Task objective: Read the listing and extract each line that includes the word "label".

* Start Records for the exercise *

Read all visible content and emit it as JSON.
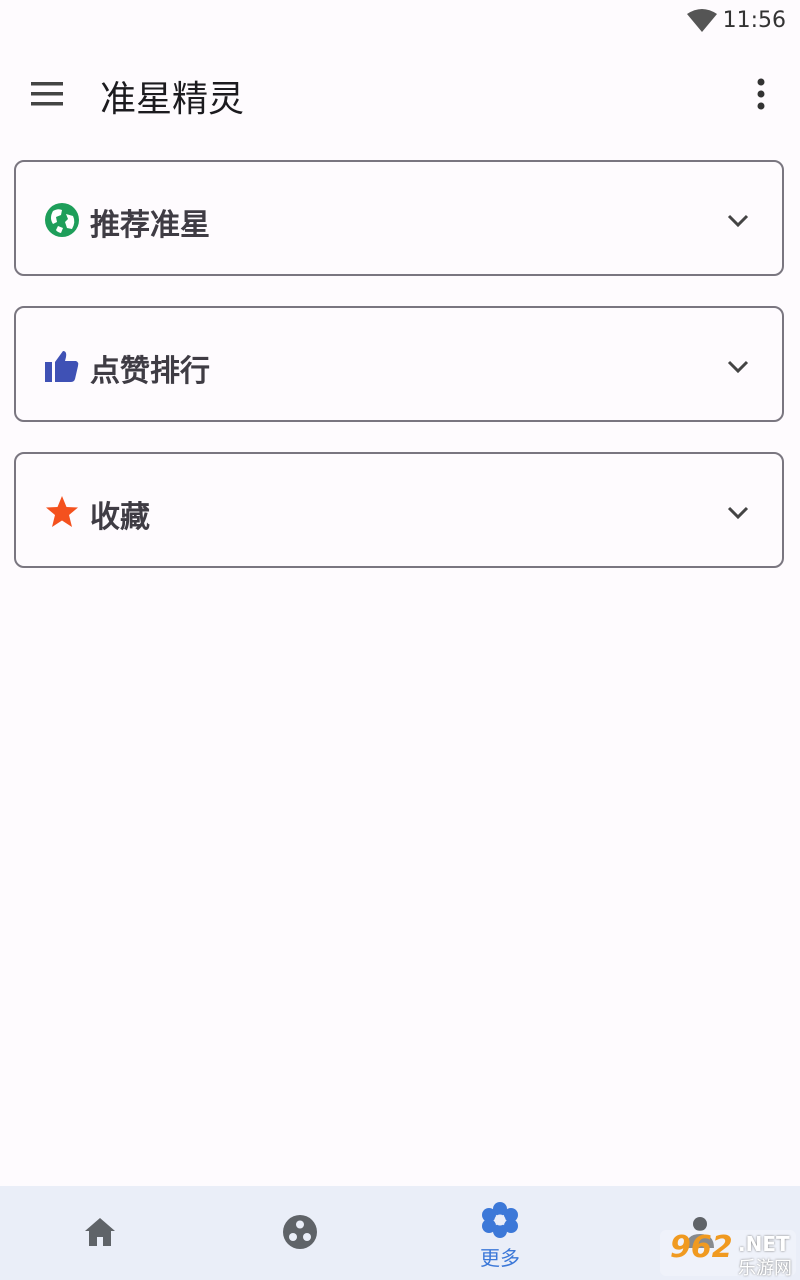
{
  "status_bar": {
    "time": "11:56",
    "wifi_icon": "wifi-icon"
  },
  "app_bar": {
    "title": "准星精灵",
    "menu_icon": "menu-icon",
    "more_icon": "more-vert-icon"
  },
  "cards": [
    {
      "label": "推荐准星",
      "icon": "globe-icon",
      "icon_color": "#1e9e5a"
    },
    {
      "label": "点赞排行",
      "icon": "thumb-up-icon",
      "icon_color": "#3f51b5"
    },
    {
      "label": "收藏",
      "icon": "star-icon",
      "icon_color": "#f4511e"
    }
  ],
  "bottom_nav": {
    "items": [
      {
        "icon": "home-icon",
        "label": ""
      },
      {
        "icon": "community-icon",
        "label": ""
      },
      {
        "icon": "flower-icon",
        "label": "更多",
        "active": true
      },
      {
        "icon": "person-icon",
        "label": ""
      }
    ],
    "active_color": "#3c78d8",
    "inactive_color": "#5f6368"
  },
  "watermark": {
    "brand": "962",
    "suffix": ".NET",
    "site": "乐游网"
  }
}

* End Records for the exercise *

Result below:
      "label": "推荐准星",
      "label": "点赞排行",
      "label": "收藏",
        "label": ""
        "label": ""
        "label": "更多",
        "label": ""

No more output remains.